▸ What is being asked
Copy the records that follow exactly as written, but not their pictures.

▸ Source data
== == ==

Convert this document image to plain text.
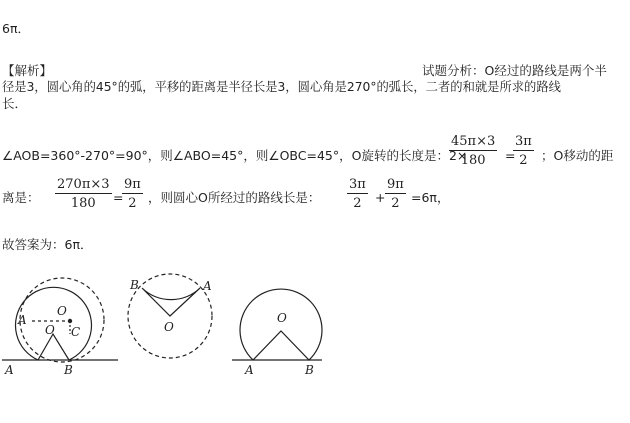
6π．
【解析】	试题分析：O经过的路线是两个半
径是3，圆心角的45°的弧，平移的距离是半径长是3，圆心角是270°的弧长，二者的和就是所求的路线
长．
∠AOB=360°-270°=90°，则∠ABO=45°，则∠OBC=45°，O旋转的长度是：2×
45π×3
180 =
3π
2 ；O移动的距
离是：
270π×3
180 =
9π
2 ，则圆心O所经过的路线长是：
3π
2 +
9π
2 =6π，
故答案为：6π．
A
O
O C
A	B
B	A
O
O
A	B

== == ==

▸ Final result
Convert this document image to plain text.
6π．
【解析】	试题分析：O经过的路线是两个半
径是3，圆心角的45°的弧，平移的距离是半径长是3，圆心角是270°的弧长，二者的和就是所求的路线
长．
∠AOB=360°-270°=90°，则∠ABO=45°，则∠OBC=45°，O旋转的长度是：2×
45π×3
180 =
3π
2 ；O移动的距
离是：
270π×3
180 =
9π
2 ，则圆心O所经过的路线长是：
3π
2 +
9π
2 =6π，
故答案为：6π．
A
O
O C
A	B
B	A
O
O
A	B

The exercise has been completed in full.